▶ _Goal of the exercise_
Leave out the images; return the rest of the data exactly.

▶ _Data_
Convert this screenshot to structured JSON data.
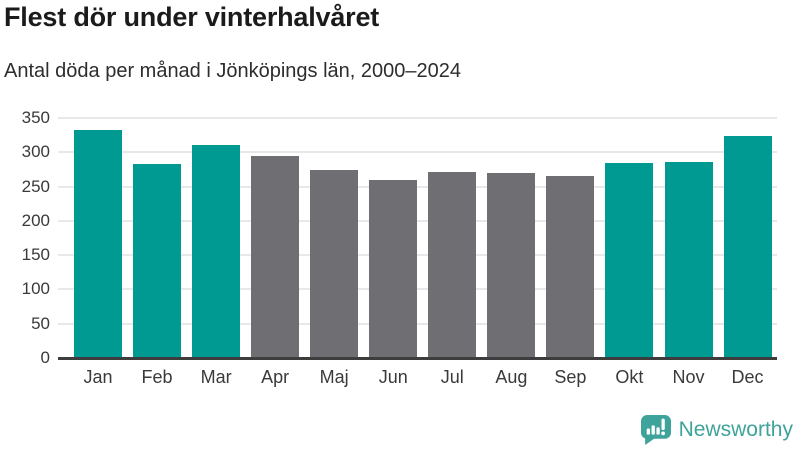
{
  "header": {
    "title": "Flest dör under vinterhalvåret",
    "subtitle": "Antal döda per månad i Jönköpings län, 2000–2024"
  },
  "chart_data": {
    "type": "bar",
    "title": "Flest dör under vinterhalvåret",
    "subtitle": "Antal döda per månad i Jönköpings län, 2000–2024",
    "categories": [
      "Jan",
      "Feb",
      "Mar",
      "Apr",
      "Maj",
      "Jun",
      "Jul",
      "Aug",
      "Sep",
      "Okt",
      "Nov",
      "Dec"
    ],
    "values": [
      331,
      281,
      309,
      293,
      273,
      258,
      270,
      268,
      264,
      283,
      285,
      323
    ],
    "highlighted": [
      true,
      true,
      true,
      false,
      false,
      false,
      false,
      false,
      false,
      true,
      true,
      true
    ],
    "xlabel": "",
    "ylabel": "",
    "ylim": [
      0,
      350
    ],
    "ytick_step": 50,
    "yticks": [
      0,
      50,
      100,
      150,
      200,
      250,
      300,
      350
    ],
    "grid": true,
    "legend": false,
    "colors": {
      "highlight": "#009a93",
      "muted": "#6e6e73",
      "gridline": "#e8e8e8",
      "axis_line": "#3d3d3d",
      "tick_label": "#3a3a3a"
    }
  },
  "footer": {
    "brand": "Newsworthy",
    "brand_color": "#3ea39b",
    "logo_icon": "bar-chart-speech-bubble-icon"
  }
}
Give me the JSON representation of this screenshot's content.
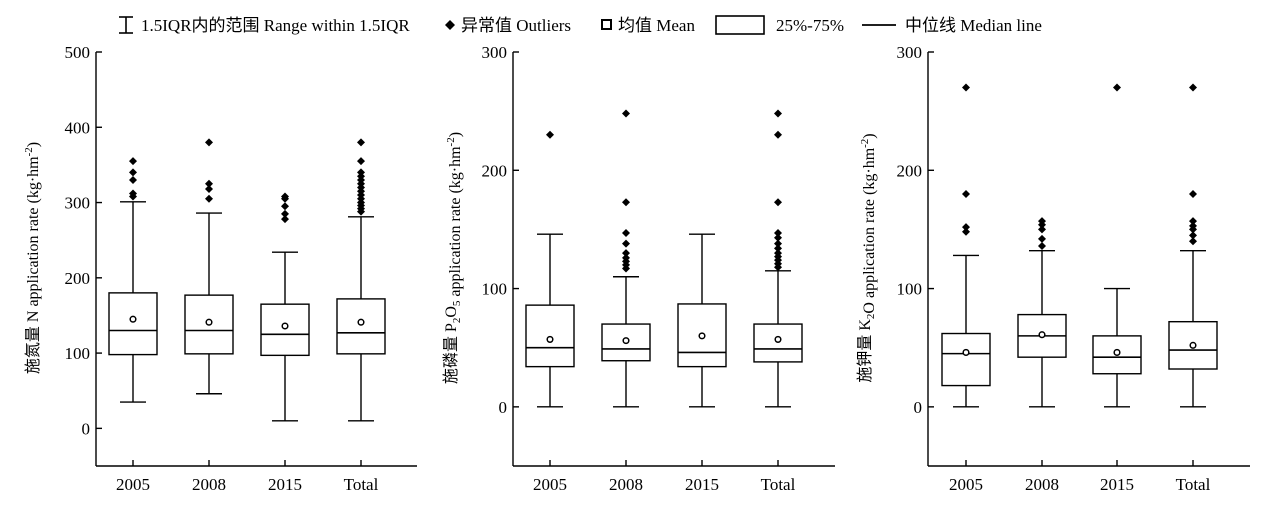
{
  "legend": {
    "range": "1.5IQR内的范围 Range within 1.5IQR",
    "outliers": "异常值 Outliers",
    "mean": "均值 Mean",
    "box": "25%-75%",
    "median": "中位线 Median line"
  },
  "chart_data": [
    {
      "type": "boxplot",
      "ylabel_prefix": "施氮量 N application rate (kg·hm",
      "ylabel_sup": "-2",
      "ylabel_suffix": ")",
      "ylim": [
        -50,
        500
      ],
      "yticks": [
        0,
        100,
        200,
        300,
        400,
        500
      ],
      "categories": [
        "2005",
        "2008",
        "2015",
        "Total"
      ],
      "boxes": [
        {
          "whisker_low": 35,
          "q1": 98,
          "median": 130,
          "q3": 180,
          "whisker_high": 301,
          "mean": 145,
          "outliers": [
            308,
            312,
            330,
            340,
            355
          ]
        },
        {
          "whisker_low": 46,
          "q1": 99,
          "median": 130,
          "q3": 177,
          "whisker_high": 286,
          "mean": 141,
          "outliers": [
            305,
            318,
            325,
            380
          ]
        },
        {
          "whisker_low": 10,
          "q1": 97,
          "median": 125,
          "q3": 165,
          "whisker_high": 234,
          "mean": 136,
          "outliers": [
            278,
            285,
            295,
            305,
            308
          ]
        },
        {
          "whisker_low": 10,
          "q1": 99,
          "median": 127,
          "q3": 172,
          "whisker_high": 281,
          "mean": 141,
          "outliers": [
            288,
            292,
            296,
            300,
            305,
            310,
            315,
            320,
            325,
            330,
            335,
            340,
            355,
            380
          ]
        }
      ]
    },
    {
      "type": "boxplot",
      "ylabel_prefix": "施磷量 P",
      "ylabel_sub": "2",
      "ylabel_mid": "O",
      "ylabel_sub2": "5",
      "ylabel_suffix_pre": " application rate (kg·hm",
      "ylabel_sup": "-2",
      "ylabel_suffix": ")",
      "ylim": [
        -50,
        300
      ],
      "yticks": [
        0,
        100,
        200,
        300
      ],
      "categories": [
        "2005",
        "2008",
        "2015",
        "Total"
      ],
      "boxes": [
        {
          "whisker_low": 0,
          "q1": 34,
          "median": 50,
          "q3": 86,
          "whisker_high": 146,
          "mean": 57,
          "outliers": [
            230
          ]
        },
        {
          "whisker_low": 0,
          "q1": 39,
          "median": 49,
          "q3": 70,
          "whisker_high": 110,
          "mean": 56,
          "outliers": [
            117,
            120,
            123,
            126,
            130,
            138,
            147,
            173,
            248
          ]
        },
        {
          "whisker_low": 0,
          "q1": 34,
          "median": 46,
          "q3": 87,
          "whisker_high": 146,
          "mean": 60,
          "outliers": []
        },
        {
          "whisker_low": 0,
          "q1": 38,
          "median": 49,
          "q3": 70,
          "whisker_high": 115,
          "mean": 57,
          "outliers": [
            118,
            121,
            124,
            127,
            130,
            134,
            138,
            143,
            147,
            173,
            230,
            248
          ]
        }
      ]
    },
    {
      "type": "boxplot",
      "ylabel_prefix": "施钾量 K",
      "ylabel_sub": "2",
      "ylabel_suffix_pre": "O application rate (kg·hm",
      "ylabel_sup": "-2",
      "ylabel_suffix": ")",
      "ylim": [
        -50,
        300
      ],
      "yticks": [
        0,
        100,
        200,
        300
      ],
      "categories": [
        "2005",
        "2008",
        "2015",
        "Total"
      ],
      "boxes": [
        {
          "whisker_low": 0,
          "q1": 18,
          "median": 45,
          "q3": 62,
          "whisker_high": 128,
          "mean": 46,
          "outliers": [
            148,
            152,
            180,
            270
          ]
        },
        {
          "whisker_low": 0,
          "q1": 42,
          "median": 60,
          "q3": 78,
          "whisker_high": 132,
          "mean": 61,
          "outliers": [
            136,
            142,
            150,
            154,
            157
          ]
        },
        {
          "whisker_low": 0,
          "q1": 28,
          "median": 42,
          "q3": 60,
          "whisker_high": 100,
          "mean": 46,
          "outliers": [
            270
          ]
        },
        {
          "whisker_low": 0,
          "q1": 32,
          "median": 48,
          "q3": 72,
          "whisker_high": 132,
          "mean": 52,
          "outliers": [
            140,
            145,
            150,
            153,
            157,
            180,
            270
          ]
        }
      ]
    }
  ]
}
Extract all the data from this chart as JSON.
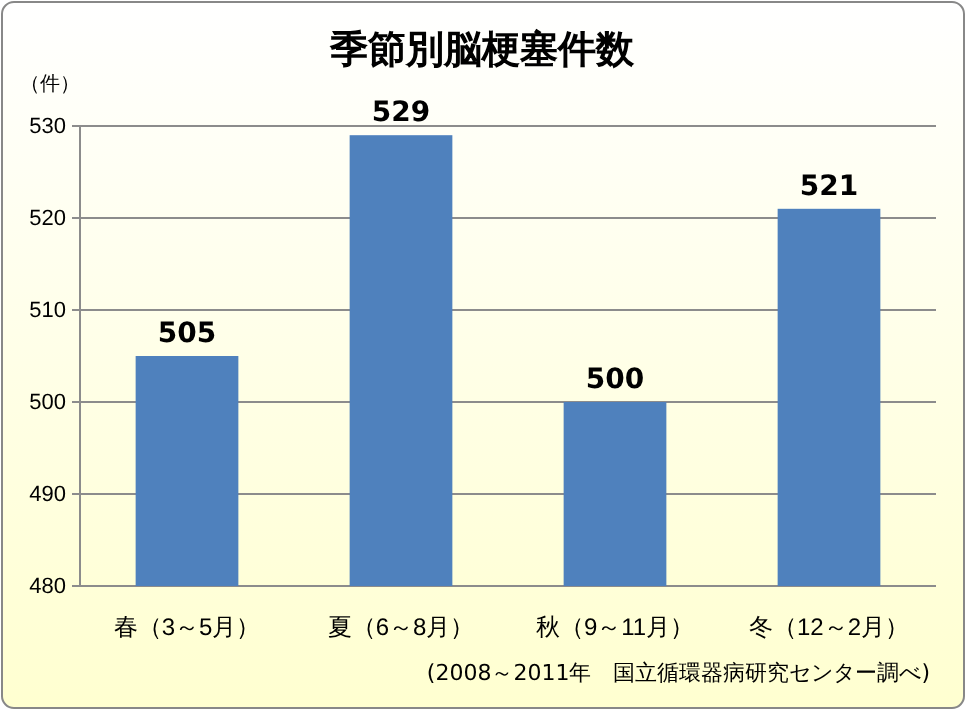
{
  "chart_data": {
    "type": "bar",
    "title": "季節別脳梗塞件数",
    "ylabel": "（件）",
    "categories": [
      "春（3～5月）",
      "夏（6～8月）",
      "秋（9～11月）",
      "冬（12～2月）"
    ],
    "values": [
      505,
      529,
      500,
      521
    ],
    "color": "#4f81bd",
    "ylim": [
      480,
      530
    ],
    "yticks": [
      480,
      490,
      500,
      510,
      520,
      530
    ],
    "grid": "y",
    "data_labels": true,
    "annotations": [
      "(2008～2011年　国立循環器病研究センター調べ)"
    ]
  }
}
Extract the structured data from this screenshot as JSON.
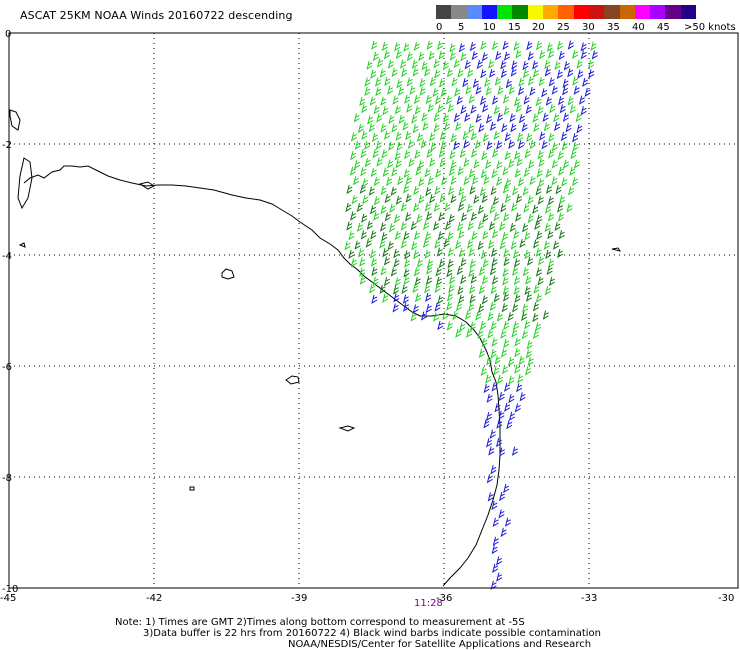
{
  "title": "ASCAT 25KM NOAA Winds 20160722 descending",
  "colorbar": {
    "labels": [
      "0",
      "5",
      "10",
      "15",
      "20",
      "25",
      "30",
      "35",
      "40",
      "45",
      ">50 knots"
    ],
    "colors": [
      "#444444",
      "#888888",
      "#5a8cff",
      "#1414ff",
      "#00e400",
      "#008800",
      "#f8f800",
      "#ffaa00",
      "#ff6000",
      "#ff0000",
      "#cc1111",
      "#884422",
      "#cc6600",
      "#ff00ff",
      "#aa00ff",
      "#660088",
      "#220088"
    ]
  },
  "latitudes": [
    "0",
    "-2",
    "-4",
    "-6",
    "-8",
    "-10"
  ],
  "longitudes": [
    "-45",
    "-42",
    "-39",
    "-36",
    "-33",
    "-30"
  ],
  "time_label": "11:28",
  "notes": {
    "line1": "Note: 1) Times are GMT 2)Times along bottom correspond to measurement at -5S",
    "line2": "3)Data buffer is 22 hrs from 20160722 4) Black wind barbs indicate possible contamination",
    "line3": "NOAA/NESDIS/Center for Satellite Applications and Research"
  },
  "wind_colors": {
    "blue": "#1a1ad8",
    "light_green": "#22d022",
    "dark_green": "#117711",
    "yellow": "#e8e800"
  }
}
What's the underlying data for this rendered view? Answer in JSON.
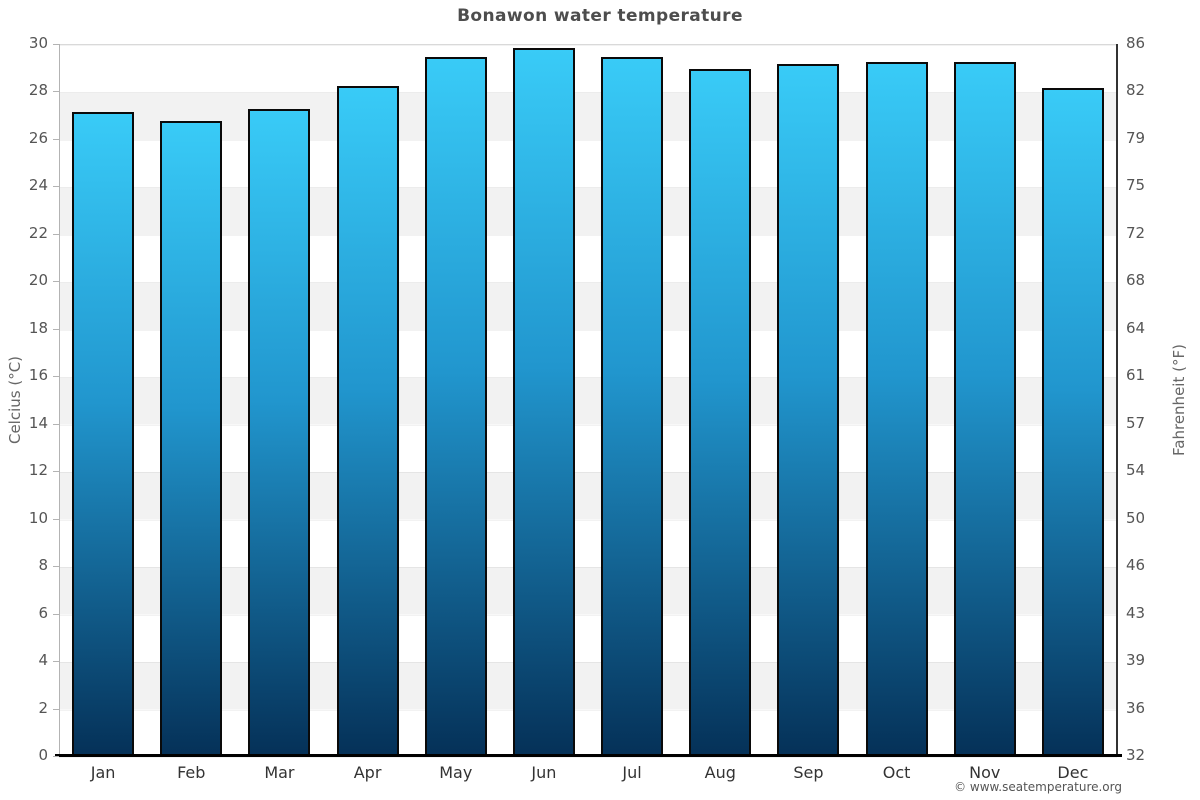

▶ _Solution to this exercise_
Convert this screenshot to structured JSON data.
{
  "header": {
    "title": "Flest dör under vinterhalvåret",
    "subtitle": "Antal döda per månad i Jönköpings län, 2000–2024"
  },
  "chart_data": {
    "type": "bar",
    "title": "Flest dör under vinterhalvåret",
    "subtitle": "Antal döda per månad i Jönköpings län, 2000–2024",
    "categories": [
      "Jan",
      "Feb",
      "Mar",
      "Apr",
      "Maj",
      "Jun",
      "Jul",
      "Aug",
      "Sep",
      "Okt",
      "Nov",
      "Dec"
    ],
    "values": [
      331,
      281,
      309,
      293,
      273,
      258,
      270,
      268,
      264,
      283,
      285,
      323
    ],
    "highlighted": [
      true,
      true,
      true,
      false,
      false,
      false,
      false,
      false,
      false,
      true,
      true,
      true
    ],
    "xlabel": "",
    "ylabel": "",
    "ylim": [
      0,
      350
    ],
    "ytick_step": 50,
    "yticks": [
      0,
      50,
      100,
      150,
      200,
      250,
      300,
      350
    ],
    "grid": true,
    "legend": false,
    "colors": {
      "highlight": "#009a93",
      "muted": "#6e6e73",
      "gridline": "#e8e8e8",
      "axis_line": "#3d3d3d",
      "tick_label": "#3a3a3a"
    }
  },
  "footer": {
    "brand": "Newsworthy",
    "brand_color": "#3ea39b",
    "logo_icon": "bar-chart-speech-bubble-icon"
  }
}
Give me the JSON representation of this screenshot's content.
{
  "legend": {
    "range": "1.5IQR内的范围 Range within 1.5IQR",
    "outliers": "异常值 Outliers",
    "mean": "均值 Mean",
    "box": "25%-75%",
    "median": "中位线 Median line"
  },
  "chart_data": [
    {
      "type": "boxplot",
      "ylabel_prefix": "施氮量 N application rate (kg·hm",
      "ylabel_sup": "-2",
      "ylabel_suffix": ")",
      "ylim": [
        -50,
        500
      ],
      "yticks": [
        0,
        100,
        200,
        300,
        400,
        500
      ],
      "categories": [
        "2005",
        "2008",
        "2015",
        "Total"
      ],
      "boxes": [
        {
          "whisker_low": 35,
          "q1": 98,
          "median": 130,
          "q3": 180,
          "whisker_high": 301,
          "mean": 145,
          "outliers": [
            308,
            312,
            330,
            340,
            355
          ]
        },
        {
          "whisker_low": 46,
          "q1": 99,
          "median": 130,
          "q3": 177,
          "whisker_high": 286,
          "mean": 141,
          "outliers": [
            305,
            318,
            325,
            380
          ]
        },
        {
          "whisker_low": 10,
          "q1": 97,
          "median": 125,
          "q3": 165,
          "whisker_high": 234,
          "mean": 136,
          "outliers": [
            278,
            285,
            295,
            305,
            308
          ]
        },
        {
          "whisker_low": 10,
          "q1": 99,
          "median": 127,
          "q3": 172,
          "whisker_high": 281,
          "mean": 141,
          "outliers": [
            288,
            292,
            296,
            300,
            305,
            310,
            315,
            320,
            325,
            330,
            335,
            340,
            355,
            380
          ]
        }
      ]
    },
    {
      "type": "boxplot",
      "ylabel_prefix": "施磷量 P",
      "ylabel_sub": "2",
      "ylabel_mid": "O",
      "ylabel_sub2": "5",
      "ylabel_suffix_pre": " application rate (kg·hm",
      "ylabel_sup": "-2",
      "ylabel_suffix": ")",
      "ylim": [
        -50,
        300
      ],
      "yticks": [
        0,
        100,
        200,
        300
      ],
      "categories": [
        "2005",
        "2008",
        "2015",
        "Total"
      ],
      "boxes": [
        {
          "whisker_low": 0,
          "q1": 34,
          "median": 50,
          "q3": 86,
          "whisker_high": 146,
          "mean": 57,
          "outliers": [
            230
          ]
        },
        {
          "whisker_low": 0,
          "q1": 39,
          "median": 49,
          "q3": 70,
          "whisker_high": 110,
          "mean": 56,
          "outliers": [
            117,
            120,
            123,
            126,
            130,
            138,
            147,
            173,
            248
          ]
        },
        {
          "whisker_low": 0,
          "q1": 34,
          "median": 46,
          "q3": 87,
          "whisker_high": 146,
          "mean": 60,
          "outliers": []
        },
        {
          "whisker_low": 0,
          "q1": 38,
          "median": 49,
          "q3": 70,
          "whisker_high": 115,
          "mean": 57,
          "outliers": [
            118,
            121,
            124,
            127,
            130,
            134,
            138,
            143,
            147,
            173,
            230,
            248
          ]
        }
      ]
    },
    {
      "type": "boxplot",
      "ylabel_prefix": "施钾量 K",
      "ylabel_sub": "2",
      "ylabel_suffix_pre": "O application rate (kg·hm",
      "ylabel_sup": "-2",
      "ylabel_suffix": ")",
      "ylim": [
        -50,
        300
      ],
      "yticks": [
        0,
        100,
        200,
        300
      ],
      "categories": [
        "2005",
        "2008",
        "2015",
        "Total"
      ],
      "boxes": [
        {
          "whisker_low": 0,
          "q1": 18,
          "median": 45,
          "q3": 62,
          "whisker_high": 128,
          "mean": 46,
          "outliers": [
            148,
            152,
            180,
            270
          ]
        },
        {
          "whisker_low": 0,
          "q1": 42,
          "median": 60,
          "q3": 78,
          "whisker_high": 132,
          "mean": 61,
          "outliers": [
            136,
            142,
            150,
            154,
            157
          ]
        },
        {
          "whisker_low": 0,
          "q1": 28,
          "median": 42,
          "q3": 60,
          "whisker_high": 100,
          "mean": 46,
          "outliers": [
            270
          ]
        },
        {
          "whisker_low": 0,
          "q1": 32,
          "median": 48,
          "q3": 72,
          "whisker_high": 132,
          "mean": 52,
          "outliers": [
            140,
            145,
            150,
            153,
            157,
            180,
            270
          ]
        }
      ]
    }
  ]
}
Extract all the data from this chart as JSON.
{
  "chart_data": {
    "type": "bar",
    "title": "季節別脳梗塞件数",
    "ylabel": "（件）",
    "categories": [
      "春（3～5月）",
      "夏（6～8月）",
      "秋（9～11月）",
      "冬（12～2月）"
    ],
    "values": [
      505,
      529,
      500,
      521
    ],
    "color": "#4f81bd",
    "ylim": [
      480,
      530
    ],
    "yticks": [
      480,
      490,
      500,
      510,
      520,
      530
    ],
    "grid": "y",
    "data_labels": true,
    "annotations": [
      "(2008～2011年　国立循環器病研究センター調べ)"
    ]
  }
}
Extract the structured data from this screenshot as JSON.
{
  "title": "ASCAT 25KM NOAA Winds 20160722 descending",
  "colorbar": {
    "labels": [
      "0",
      "5",
      "10",
      "15",
      "20",
      "25",
      "30",
      "35",
      "40",
      "45",
      ">50 knots"
    ],
    "colors": [
      "#444444",
      "#888888",
      "#5a8cff",
      "#1414ff",
      "#00e400",
      "#008800",
      "#f8f800",
      "#ffaa00",
      "#ff6000",
      "#ff0000",
      "#cc1111",
      "#884422",
      "#cc6600",
      "#ff00ff",
      "#aa00ff",
      "#660088",
      "#220088"
    ]
  },
  "latitudes": [
    "0",
    "-2",
    "-4",
    "-6",
    "-8",
    "-10"
  ],
  "longitudes": [
    "-45",
    "-42",
    "-39",
    "-36",
    "-33",
    "-30"
  ],
  "time_label": "11:28",
  "notes": {
    "line1": "Note: 1) Times are GMT 2)Times along bottom correspond to measurement at -5S",
    "line2": "3)Data buffer is 22 hrs from 20160722 4) Black wind barbs indicate possible contamination",
    "line3": "NOAA/NESDIS/Center for Satellite Applications and Research"
  },
  "wind_colors": {
    "blue": "#1a1ad8",
    "light_green": "#22d022",
    "dark_green": "#117711",
    "yellow": "#e8e800"
  }
}
What's the underlying data for this rendered view? Answer in JSON.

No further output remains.